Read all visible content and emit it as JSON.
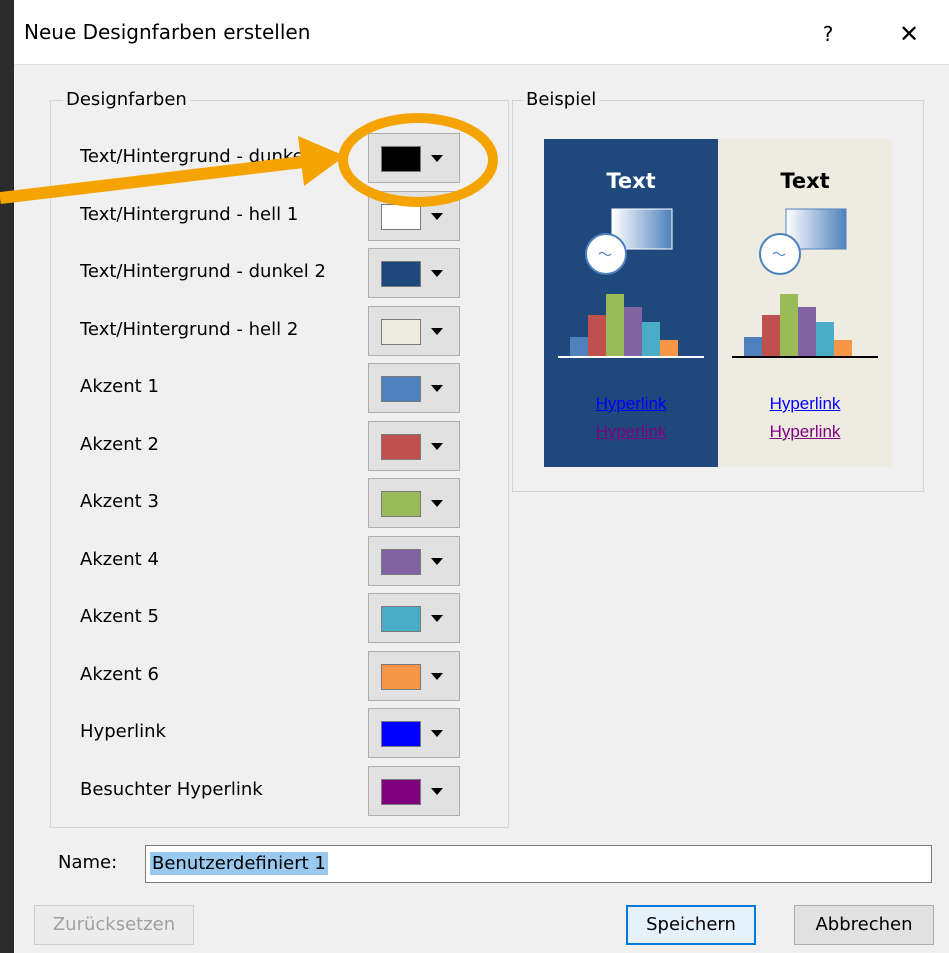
{
  "dialog": {
    "title": "Neue Designfarben erstellen",
    "help_label": "?",
    "close_label": "✕"
  },
  "theme_colors": {
    "legend": "Designfarben",
    "rows": [
      {
        "label": "Text/Hintergrund - dunkel 1",
        "color": "#000000"
      },
      {
        "label": "Text/Hintergrund - hell 1",
        "color": "#ffffff"
      },
      {
        "label": "Text/Hintergrund - dunkel 2",
        "color": "#1f497d"
      },
      {
        "label": "Text/Hintergrund - hell 2",
        "color": "#eeece1"
      },
      {
        "label": "Akzent 1",
        "color": "#4f81bd"
      },
      {
        "label": "Akzent 2",
        "color": "#c0504d"
      },
      {
        "label": "Akzent 3",
        "color": "#9bbb59"
      },
      {
        "label": "Akzent 4",
        "color": "#8064a2"
      },
      {
        "label": "Akzent 5",
        "color": "#4bacc6"
      },
      {
        "label": "Akzent 6",
        "color": "#f79646"
      },
      {
        "label": "Hyperlink",
        "color": "#0000ff"
      },
      {
        "label": "Besuchter Hyperlink",
        "color": "#800080"
      }
    ]
  },
  "sample": {
    "legend": "Beispiel",
    "dark_title": "Text",
    "light_title": "Text",
    "hyperlink": "Hyperlink",
    "visited_hyperlink": "Hyperlink"
  },
  "name_field": {
    "label": "Name:",
    "value": "Benutzerdefiniert 1"
  },
  "buttons": {
    "reset": "Zurücksetzen",
    "save": "Speichern",
    "cancel": "Abbrechen"
  },
  "annotation": {
    "color": "#f5a300"
  }
}
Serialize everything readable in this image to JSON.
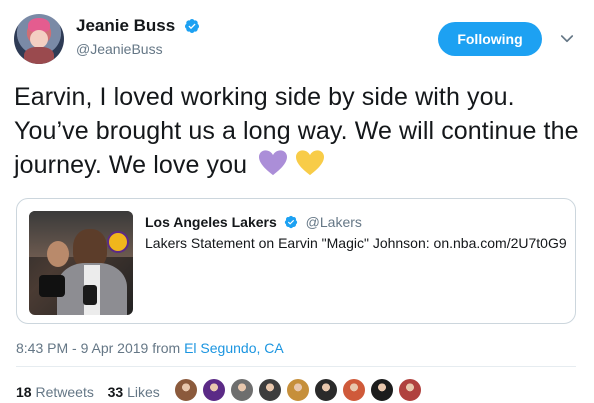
{
  "author": {
    "display_name": "Jeanie Buss",
    "handle": "@JeanieBuss",
    "verified_icon": "verified-badge-icon",
    "avatar_icon": "avatar"
  },
  "follow_button": {
    "label": "Following"
  },
  "caret_icon": "chevron-down-icon",
  "tweet": {
    "text": "Earvin, I loved working side by side with you. You’ve brought us a long way. We will continue the journey. We love you",
    "emojis": [
      {
        "icon": "purple-heart-icon",
        "color": "#ab8ed8"
      },
      {
        "icon": "yellow-heart-icon",
        "color": "#f8cc48"
      }
    ]
  },
  "quoted_tweet": {
    "display_name": "Los Angeles Lakers",
    "handle": "@Lakers",
    "text": "Lakers Statement on Earvin \"Magic\" Johnson: on.nba.com/2U7t0G9",
    "image_icon": "press-conference-photo"
  },
  "meta": {
    "timestamp": "8:43 PM - 9 Apr 2019",
    "from_label": "from",
    "location": "El Segundo, CA"
  },
  "stats": {
    "retweets_count": "18",
    "retweets_label": "Retweets",
    "likes_count": "33",
    "likes_label": "Likes"
  },
  "likers": [
    {
      "color": "#8b5a3c"
    },
    {
      "color": "#5b2a86"
    },
    {
      "color": "#6e6e6e"
    },
    {
      "color": "#3d3d3d"
    },
    {
      "color": "#c68f3a"
    },
    {
      "color": "#2a2a2a"
    },
    {
      "color": "#cf5a3a"
    },
    {
      "color": "#1c1c1c"
    },
    {
      "color": "#b0413e"
    }
  ],
  "colors": {
    "brand": "#1da1f2",
    "link": "#1b95e0",
    "muted": "#657786",
    "text": "#14171a",
    "border": "#ccd6dd"
  }
}
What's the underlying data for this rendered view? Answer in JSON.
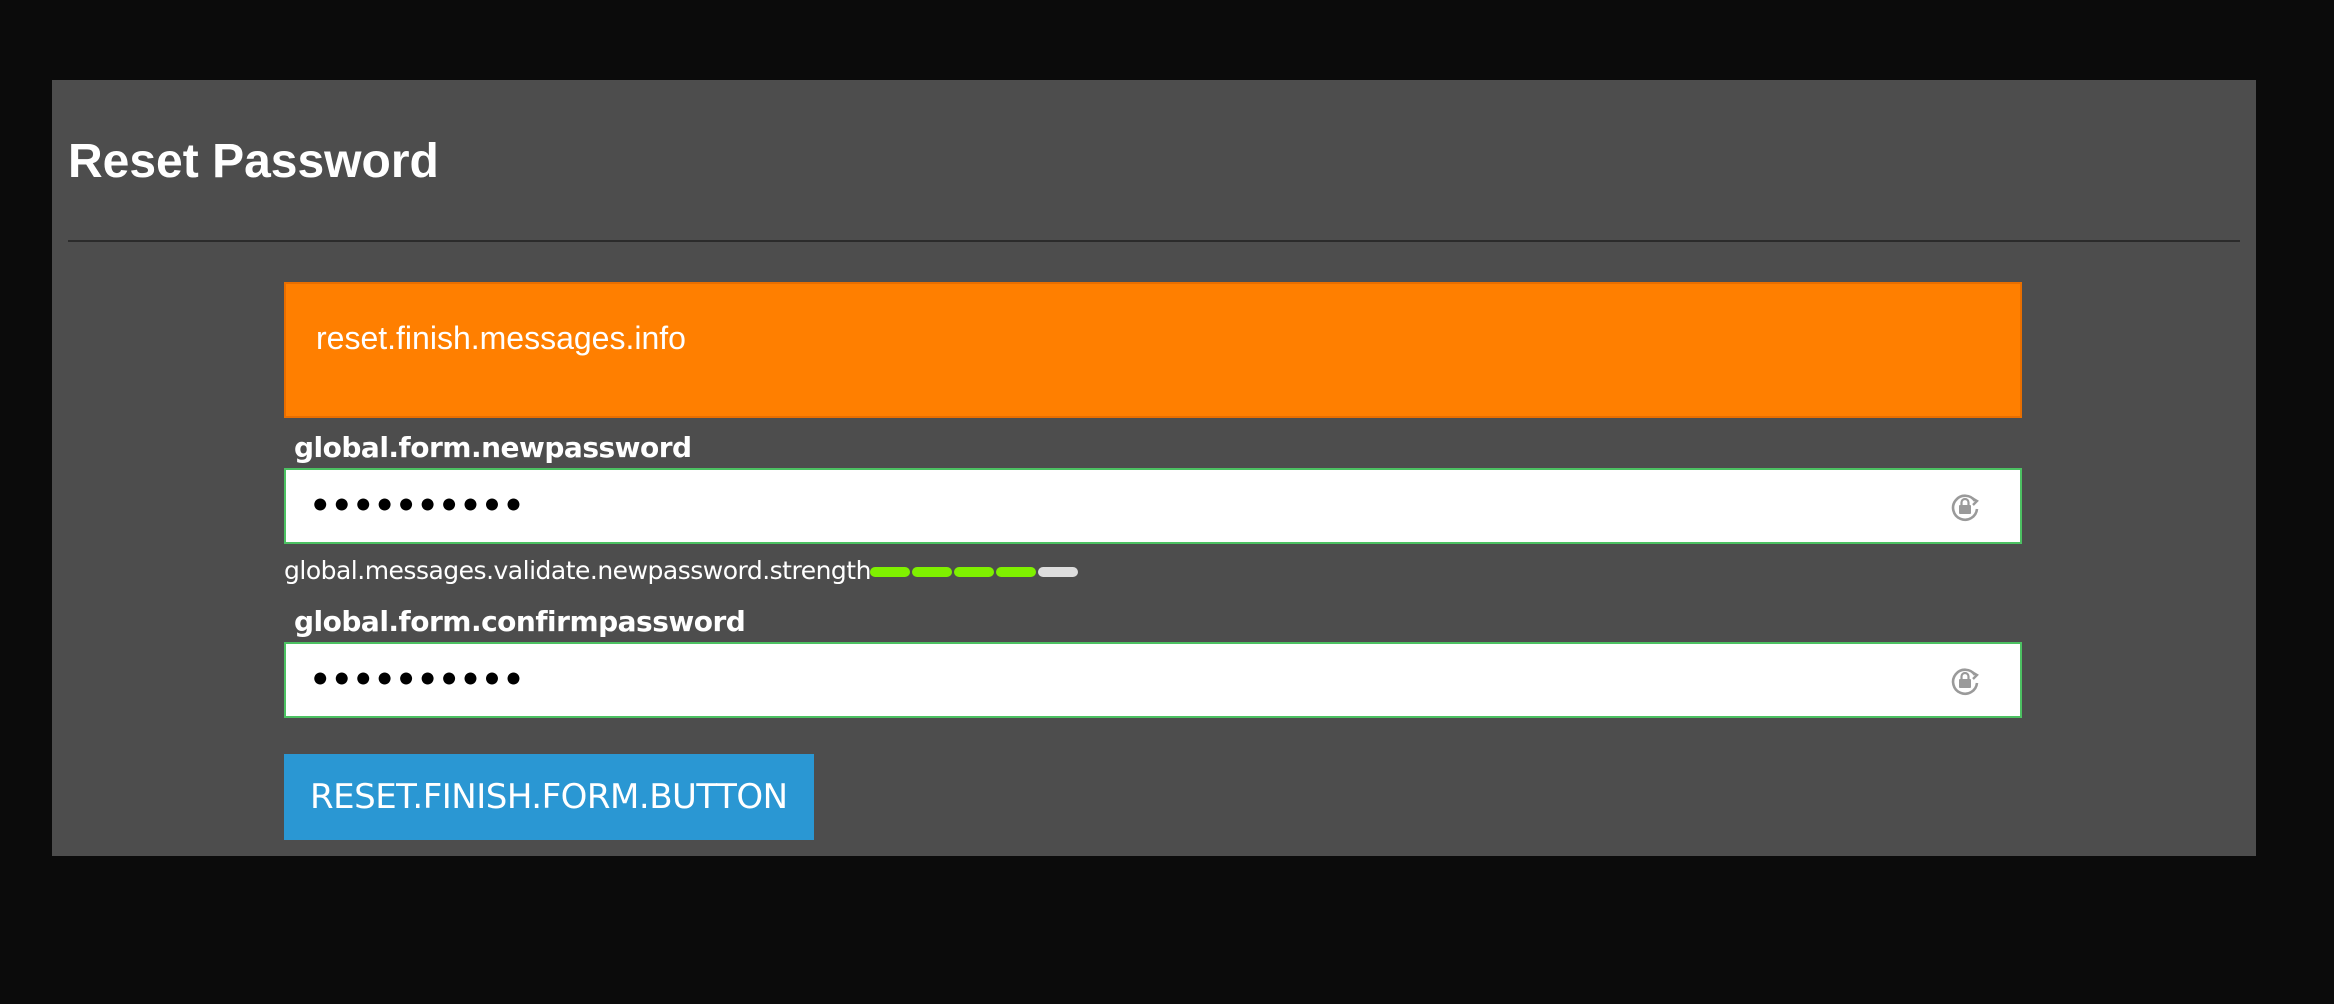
{
  "page": {
    "title": "Reset Password"
  },
  "alert": {
    "text": "reset.finish.messages.info",
    "color": "#ff7f00"
  },
  "form": {
    "new_password": {
      "label": "global.form.newpassword",
      "value": "••••••••••",
      "icon": "lock-refresh-icon"
    },
    "strength": {
      "text": "global.messages.validate.newpassword.strength",
      "level": 4,
      "max": 5,
      "on_color": "#7ff000",
      "off_color": "#dddddd"
    },
    "confirm_password": {
      "label": "global.form.confirmpassword",
      "value": "••••••••••",
      "icon": "lock-refresh-icon"
    },
    "submit": {
      "label": "RESET.FINISH.FORM.BUTTON",
      "color": "#2a97d3"
    }
  }
}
..............................
* Task
Reproduce the listing word for word and omit its pictures.

* Expected answer
Read all visible content and emit it as JSON.
{
  "dialog": {
    "title": "Neue Designfarben erstellen",
    "help_label": "?",
    "close_label": "✕"
  },
  "theme_colors": {
    "legend": "Designfarben",
    "rows": [
      {
        "label": "Text/Hintergrund - dunkel 1",
        "color": "#000000"
      },
      {
        "label": "Text/Hintergrund - hell 1",
        "color": "#ffffff"
      },
      {
        "label": "Text/Hintergrund - dunkel 2",
        "color": "#1f497d"
      },
      {
        "label": "Text/Hintergrund - hell 2",
        "color": "#eeece1"
      },
      {
        "label": "Akzent 1",
        "color": "#4f81bd"
      },
      {
        "label": "Akzent 2",
        "color": "#c0504d"
      },
      {
        "label": "Akzent 3",
        "color": "#9bbb59"
      },
      {
        "label": "Akzent 4",
        "color": "#8064a2"
      },
      {
        "label": "Akzent 5",
        "color": "#4bacc6"
      },
      {
        "label": "Akzent 6",
        "color": "#f79646"
      },
      {
        "label": "Hyperlink",
        "color": "#0000ff"
      },
      {
        "label": "Besuchter Hyperlink",
        "color": "#800080"
      }
    ]
  },
  "sample": {
    "legend": "Beispiel",
    "dark_title": "Text",
    "light_title": "Text",
    "hyperlink": "Hyperlink",
    "visited_hyperlink": "Hyperlink"
  },
  "name_field": {
    "label": "Name:",
    "value": "Benutzerdefiniert 1"
  },
  "buttons": {
    "reset": "Zurücksetzen",
    "save": "Speichern",
    "cancel": "Abbrechen"
  },
  "annotation": {
    "color": "#f5a300"
  }
}
Serialize everything readable in this image to JSON.
{
  "author": {
    "display_name": "Jeanie Buss",
    "handle": "@JeanieBuss",
    "verified_icon": "verified-badge-icon",
    "avatar_icon": "avatar"
  },
  "follow_button": {
    "label": "Following"
  },
  "caret_icon": "chevron-down-icon",
  "tweet": {
    "text": "Earvin, I loved working side by side with you. You’ve brought us a long way. We will continue the journey. We love you",
    "emojis": [
      {
        "icon": "purple-heart-icon",
        "color": "#ab8ed8"
      },
      {
        "icon": "yellow-heart-icon",
        "color": "#f8cc48"
      }
    ]
  },
  "quoted_tweet": {
    "display_name": "Los Angeles Lakers",
    "handle": "@Lakers",
    "text": "Lakers Statement on Earvin \"Magic\" Johnson: on.nba.com/2U7t0G9",
    "image_icon": "press-conference-photo"
  },
  "meta": {
    "timestamp": "8:43 PM - 9 Apr 2019",
    "from_label": "from",
    "location": "El Segundo, CA"
  },
  "stats": {
    "retweets_count": "18",
    "retweets_label": "Retweets",
    "likes_count": "33",
    "likes_label": "Likes"
  },
  "likers": [
    {
      "color": "#8b5a3c"
    },
    {
      "color": "#5b2a86"
    },
    {
      "color": "#6e6e6e"
    },
    {
      "color": "#3d3d3d"
    },
    {
      "color": "#c68f3a"
    },
    {
      "color": "#2a2a2a"
    },
    {
      "color": "#cf5a3a"
    },
    {
      "color": "#1c1c1c"
    },
    {
      "color": "#b0413e"
    }
  ],
  "colors": {
    "brand": "#1da1f2",
    "link": "#1b95e0",
    "muted": "#657786",
    "text": "#14171a",
    "border": "#ccd6dd"
  }
}
What's the underlying data for this rendered view? Answer in JSON.
{
  "page": {
    "title": "Reset Password"
  },
  "alert": {
    "text": "reset.finish.messages.info",
    "color": "#ff7f00"
  },
  "form": {
    "new_password": {
      "label": "global.form.newpassword",
      "value": "••••••••••",
      "icon": "lock-refresh-icon"
    },
    "strength": {
      "text": "global.messages.validate.newpassword.strength",
      "level": 4,
      "max": 5,
      "on_color": "#7ff000",
      "off_color": "#dddddd"
    },
    "confirm_password": {
      "label": "global.form.confirmpassword",
      "value": "••••••••••",
      "icon": "lock-refresh-icon"
    },
    "submit": {
      "label": "RESET.FINISH.FORM.BUTTON",
      "color": "#2a97d3"
    }
  }
}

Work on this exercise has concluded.